• _GIVEN TASK_
Print all the data, keeping every line exactly as it is.

• _RECORDS FOR THE TASK_
________________________

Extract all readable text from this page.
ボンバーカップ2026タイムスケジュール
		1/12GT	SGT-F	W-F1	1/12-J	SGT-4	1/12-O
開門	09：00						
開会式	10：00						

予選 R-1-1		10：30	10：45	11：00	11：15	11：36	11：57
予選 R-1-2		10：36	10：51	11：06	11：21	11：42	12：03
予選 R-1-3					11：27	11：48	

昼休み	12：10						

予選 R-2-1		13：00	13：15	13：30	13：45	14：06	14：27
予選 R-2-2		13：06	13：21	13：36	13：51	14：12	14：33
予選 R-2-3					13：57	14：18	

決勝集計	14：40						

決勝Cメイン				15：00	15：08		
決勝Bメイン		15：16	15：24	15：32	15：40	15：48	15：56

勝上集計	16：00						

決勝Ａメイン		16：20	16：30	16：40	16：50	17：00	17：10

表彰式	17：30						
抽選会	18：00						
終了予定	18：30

________________________

• _SOLUTION BELOW_
Extract all readable text from this page.
ボンバーカップ2026タイムスケジュール
		1/12GT	SGT-F	W-F1	1/12-J	SGT-4	1/12-O
開門	09：00						
開会式	10：00						

予選 R-1-1		10：30	10：45	11：00	11：15	11：36	11：57
予選 R-1-2		10：36	10：51	11：06	11：21	11：42	12：03
予選 R-1-3					11：27	11：48	

昼休み	12：10						

予選 R-2-1		13：00	13：15	13：30	13：45	14：06	14：27
予選 R-2-2		13：06	13：21	13：36	13：51	14：12	14：33
予選 R-2-3					13：57	14：18	

決勝集計	14：40						

決勝Cメイン				15：00	15：08		
決勝Bメイン		15：16	15：24	15：32	15：40	15：48	15：56

勝上集計	16：00						

決勝Ａメイン		16：20	16：30	16：40	16：50	17：00	17：10

表彰式	17：30						
抽選会	18：00						
終了予定	18：30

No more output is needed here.